— start of EXERCISE MATERIALS —

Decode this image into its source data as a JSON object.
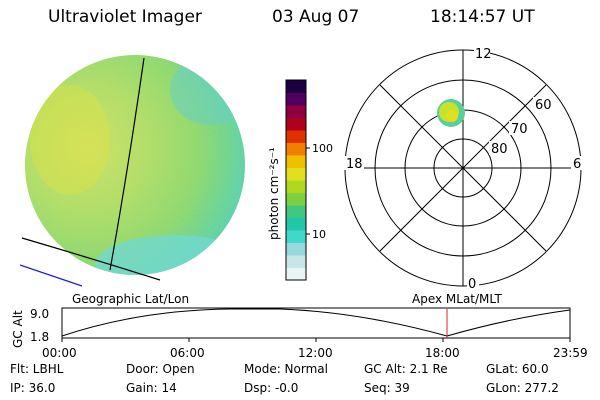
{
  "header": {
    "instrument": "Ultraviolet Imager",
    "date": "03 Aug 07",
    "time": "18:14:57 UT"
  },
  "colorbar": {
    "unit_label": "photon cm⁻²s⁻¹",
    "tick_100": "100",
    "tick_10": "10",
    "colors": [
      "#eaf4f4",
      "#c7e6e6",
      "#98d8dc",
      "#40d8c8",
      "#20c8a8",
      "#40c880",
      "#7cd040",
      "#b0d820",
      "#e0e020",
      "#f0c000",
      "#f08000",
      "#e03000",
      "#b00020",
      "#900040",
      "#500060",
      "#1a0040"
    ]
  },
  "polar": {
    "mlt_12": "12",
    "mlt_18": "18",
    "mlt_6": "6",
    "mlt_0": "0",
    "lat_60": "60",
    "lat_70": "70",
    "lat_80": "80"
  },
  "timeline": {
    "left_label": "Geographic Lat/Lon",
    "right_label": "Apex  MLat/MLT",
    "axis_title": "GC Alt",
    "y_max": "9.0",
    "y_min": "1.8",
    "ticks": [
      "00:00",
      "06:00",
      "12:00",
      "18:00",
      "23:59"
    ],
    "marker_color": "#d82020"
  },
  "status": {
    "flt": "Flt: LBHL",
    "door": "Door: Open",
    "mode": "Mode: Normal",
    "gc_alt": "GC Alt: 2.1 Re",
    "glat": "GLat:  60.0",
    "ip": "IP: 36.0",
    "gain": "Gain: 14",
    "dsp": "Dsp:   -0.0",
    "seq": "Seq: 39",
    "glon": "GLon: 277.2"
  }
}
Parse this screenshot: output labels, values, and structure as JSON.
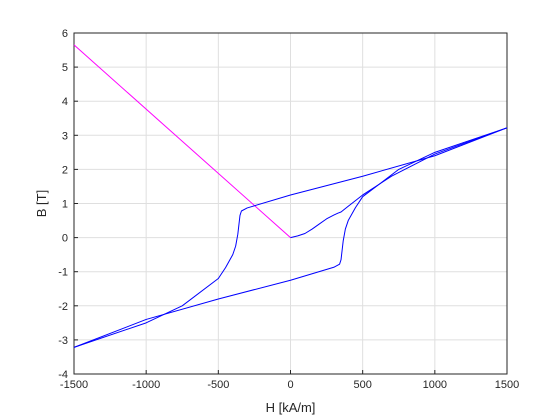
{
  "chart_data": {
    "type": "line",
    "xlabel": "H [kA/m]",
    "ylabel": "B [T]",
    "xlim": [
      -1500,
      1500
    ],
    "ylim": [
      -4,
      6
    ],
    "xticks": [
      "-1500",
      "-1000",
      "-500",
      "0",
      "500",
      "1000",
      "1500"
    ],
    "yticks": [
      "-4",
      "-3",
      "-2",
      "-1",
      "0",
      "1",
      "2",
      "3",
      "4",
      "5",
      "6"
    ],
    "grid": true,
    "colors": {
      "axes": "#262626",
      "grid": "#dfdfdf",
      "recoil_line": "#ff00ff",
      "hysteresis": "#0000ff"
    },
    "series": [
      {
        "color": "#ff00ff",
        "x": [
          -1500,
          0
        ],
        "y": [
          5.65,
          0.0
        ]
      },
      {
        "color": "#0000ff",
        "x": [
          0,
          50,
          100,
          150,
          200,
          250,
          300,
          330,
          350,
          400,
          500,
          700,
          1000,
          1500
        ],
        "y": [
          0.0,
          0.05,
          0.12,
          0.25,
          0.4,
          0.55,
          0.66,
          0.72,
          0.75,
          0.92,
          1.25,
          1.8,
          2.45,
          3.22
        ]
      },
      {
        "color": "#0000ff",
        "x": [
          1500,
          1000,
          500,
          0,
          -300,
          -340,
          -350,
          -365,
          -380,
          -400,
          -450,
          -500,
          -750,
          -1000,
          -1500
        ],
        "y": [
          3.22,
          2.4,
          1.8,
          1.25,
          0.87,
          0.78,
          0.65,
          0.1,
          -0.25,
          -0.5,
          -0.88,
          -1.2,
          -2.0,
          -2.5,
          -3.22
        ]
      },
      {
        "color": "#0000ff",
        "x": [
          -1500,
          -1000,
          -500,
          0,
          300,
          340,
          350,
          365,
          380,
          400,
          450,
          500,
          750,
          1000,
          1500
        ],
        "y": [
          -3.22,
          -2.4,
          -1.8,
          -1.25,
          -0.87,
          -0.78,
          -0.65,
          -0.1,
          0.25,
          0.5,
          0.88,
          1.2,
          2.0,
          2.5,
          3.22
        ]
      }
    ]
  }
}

— end of EXERCISE MATERIALS —
— start of EXERCISE MATERIALS —

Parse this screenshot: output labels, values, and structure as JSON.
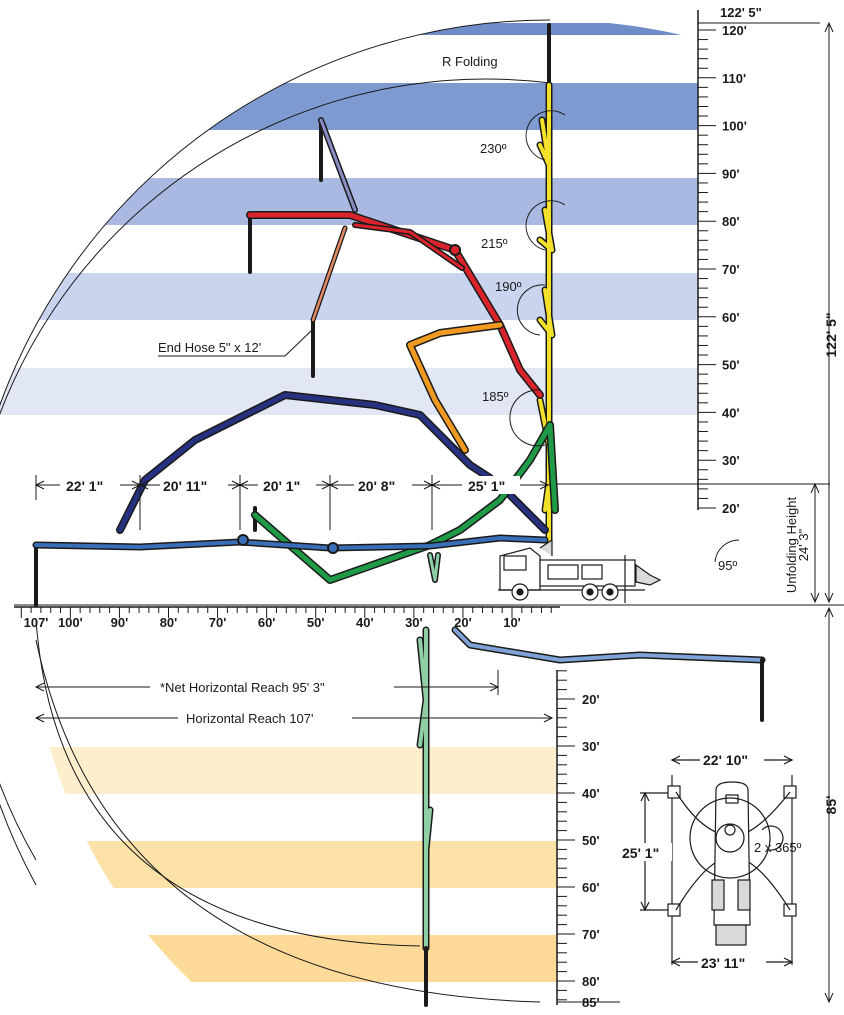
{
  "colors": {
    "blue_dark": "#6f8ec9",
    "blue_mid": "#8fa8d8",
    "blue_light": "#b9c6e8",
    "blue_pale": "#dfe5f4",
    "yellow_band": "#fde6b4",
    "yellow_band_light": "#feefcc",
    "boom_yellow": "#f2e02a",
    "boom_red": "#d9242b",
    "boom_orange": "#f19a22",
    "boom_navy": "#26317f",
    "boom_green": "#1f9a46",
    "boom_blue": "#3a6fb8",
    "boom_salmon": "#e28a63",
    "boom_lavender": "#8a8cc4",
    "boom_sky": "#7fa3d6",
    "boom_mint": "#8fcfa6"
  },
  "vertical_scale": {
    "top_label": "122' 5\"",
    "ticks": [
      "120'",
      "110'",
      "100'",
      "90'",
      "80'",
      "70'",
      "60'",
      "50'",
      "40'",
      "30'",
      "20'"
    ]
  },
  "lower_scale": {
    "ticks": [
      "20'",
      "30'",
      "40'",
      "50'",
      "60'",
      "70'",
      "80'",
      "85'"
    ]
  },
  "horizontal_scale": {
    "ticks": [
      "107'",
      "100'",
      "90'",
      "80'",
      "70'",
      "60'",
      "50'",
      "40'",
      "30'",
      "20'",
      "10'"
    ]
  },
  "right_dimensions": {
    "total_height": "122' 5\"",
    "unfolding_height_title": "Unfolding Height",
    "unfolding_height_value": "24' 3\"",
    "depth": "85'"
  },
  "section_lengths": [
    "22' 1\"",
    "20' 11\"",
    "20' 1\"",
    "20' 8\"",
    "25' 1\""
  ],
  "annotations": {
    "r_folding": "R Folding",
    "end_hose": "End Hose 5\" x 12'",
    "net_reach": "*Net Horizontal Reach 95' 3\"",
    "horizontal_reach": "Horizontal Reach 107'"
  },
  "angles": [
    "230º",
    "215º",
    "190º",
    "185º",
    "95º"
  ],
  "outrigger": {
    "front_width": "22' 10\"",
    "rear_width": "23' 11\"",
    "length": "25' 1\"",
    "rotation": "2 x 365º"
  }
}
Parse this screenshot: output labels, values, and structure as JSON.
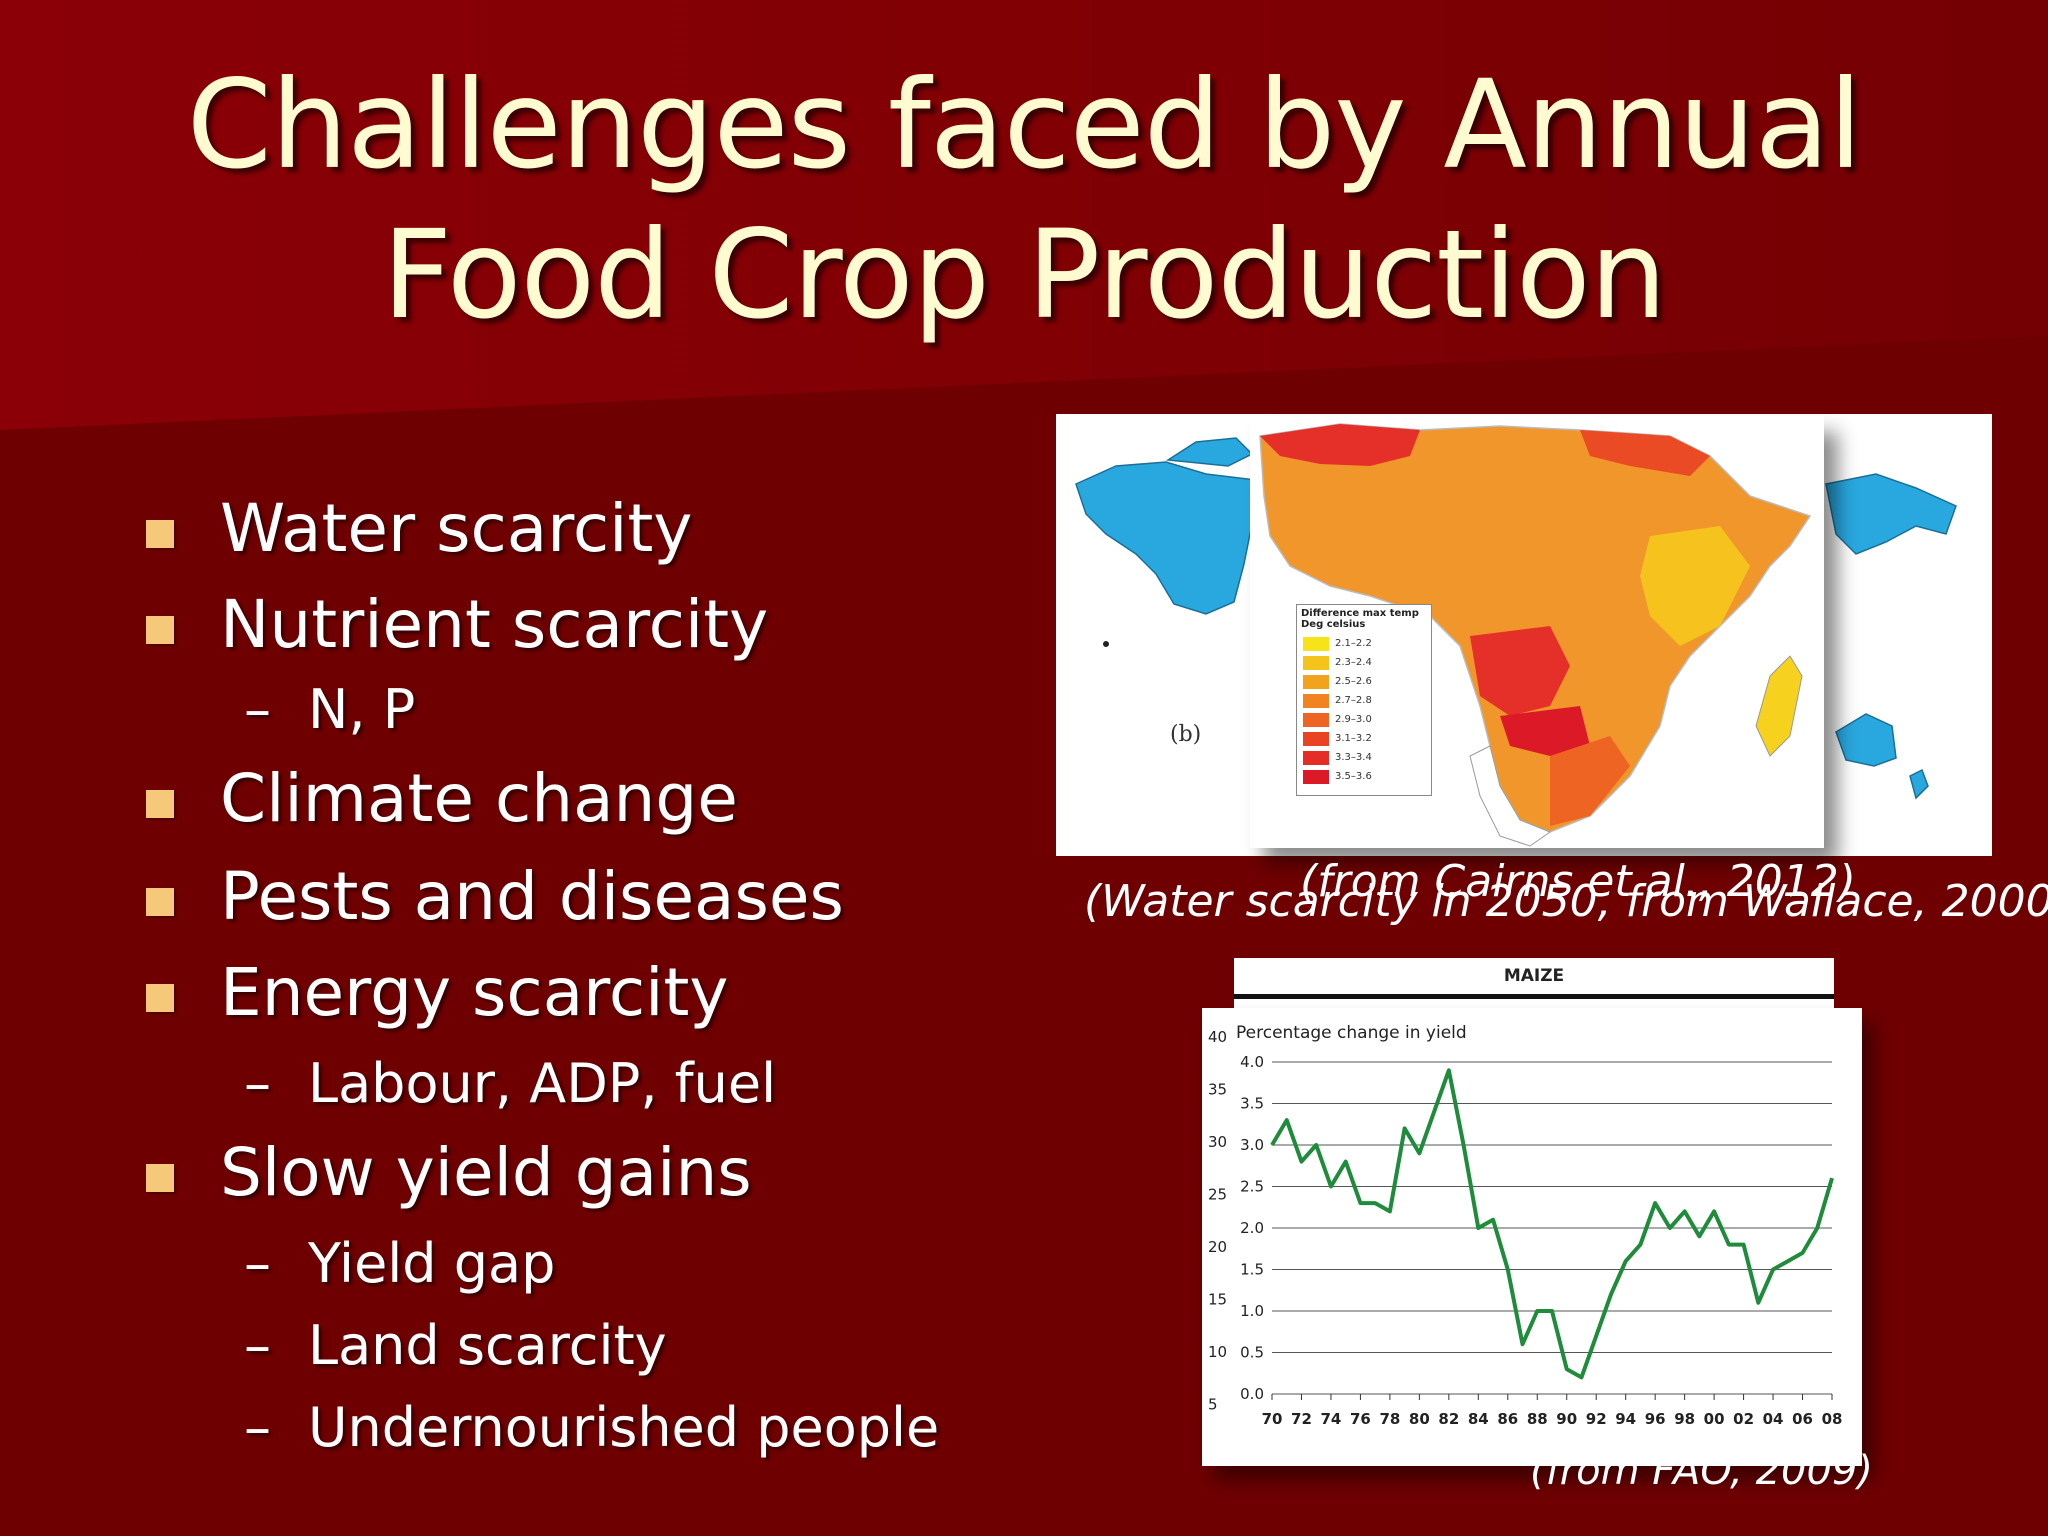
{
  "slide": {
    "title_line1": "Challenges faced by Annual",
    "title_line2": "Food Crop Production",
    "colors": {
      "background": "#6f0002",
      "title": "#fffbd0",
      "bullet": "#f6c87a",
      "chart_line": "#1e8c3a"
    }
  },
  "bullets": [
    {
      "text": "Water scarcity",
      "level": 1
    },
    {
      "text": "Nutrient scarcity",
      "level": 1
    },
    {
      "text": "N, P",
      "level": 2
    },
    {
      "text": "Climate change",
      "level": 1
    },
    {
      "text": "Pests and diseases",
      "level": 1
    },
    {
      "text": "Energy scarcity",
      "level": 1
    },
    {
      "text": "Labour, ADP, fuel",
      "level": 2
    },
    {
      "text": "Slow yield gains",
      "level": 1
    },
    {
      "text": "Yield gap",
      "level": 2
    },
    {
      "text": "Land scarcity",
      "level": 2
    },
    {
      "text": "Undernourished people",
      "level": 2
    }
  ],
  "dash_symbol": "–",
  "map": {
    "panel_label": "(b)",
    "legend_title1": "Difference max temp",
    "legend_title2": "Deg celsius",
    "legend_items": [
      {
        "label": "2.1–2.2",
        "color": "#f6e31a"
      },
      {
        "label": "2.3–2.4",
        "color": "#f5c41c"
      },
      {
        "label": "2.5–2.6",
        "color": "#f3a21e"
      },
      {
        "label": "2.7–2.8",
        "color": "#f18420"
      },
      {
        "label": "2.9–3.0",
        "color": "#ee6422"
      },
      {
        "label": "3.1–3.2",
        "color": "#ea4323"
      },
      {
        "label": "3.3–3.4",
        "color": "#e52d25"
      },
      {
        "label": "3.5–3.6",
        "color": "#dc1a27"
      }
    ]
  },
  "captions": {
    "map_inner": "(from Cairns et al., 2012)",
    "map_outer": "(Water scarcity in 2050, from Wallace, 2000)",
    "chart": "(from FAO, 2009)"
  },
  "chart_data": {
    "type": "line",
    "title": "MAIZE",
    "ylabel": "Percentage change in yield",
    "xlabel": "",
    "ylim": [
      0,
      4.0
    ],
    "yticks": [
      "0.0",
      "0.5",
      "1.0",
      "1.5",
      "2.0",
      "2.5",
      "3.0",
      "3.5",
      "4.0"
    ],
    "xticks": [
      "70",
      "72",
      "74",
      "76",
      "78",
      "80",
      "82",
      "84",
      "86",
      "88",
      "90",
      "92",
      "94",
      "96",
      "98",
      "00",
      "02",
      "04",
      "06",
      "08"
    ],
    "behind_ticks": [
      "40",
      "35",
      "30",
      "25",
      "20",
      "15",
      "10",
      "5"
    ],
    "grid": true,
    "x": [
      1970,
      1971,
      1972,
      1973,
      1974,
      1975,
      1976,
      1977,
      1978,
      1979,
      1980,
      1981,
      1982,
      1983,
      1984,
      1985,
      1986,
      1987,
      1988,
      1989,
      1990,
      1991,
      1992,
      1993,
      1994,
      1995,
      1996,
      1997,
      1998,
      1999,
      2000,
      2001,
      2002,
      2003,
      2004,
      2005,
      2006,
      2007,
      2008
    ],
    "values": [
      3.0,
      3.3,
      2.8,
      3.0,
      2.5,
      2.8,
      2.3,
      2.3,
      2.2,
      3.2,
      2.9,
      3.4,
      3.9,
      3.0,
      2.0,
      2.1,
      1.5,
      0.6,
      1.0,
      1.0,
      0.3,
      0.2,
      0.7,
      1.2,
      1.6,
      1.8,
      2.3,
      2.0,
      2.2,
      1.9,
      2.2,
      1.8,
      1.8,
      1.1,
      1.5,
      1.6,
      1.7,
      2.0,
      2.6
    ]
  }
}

— end of EXERCISE MATERIALS —

TASK BRIEF:
Each line that has the word "scarcity" counts once. How many such lines are in the data? Give the number alone.

OUTPUT OF THE EXERCISE:
5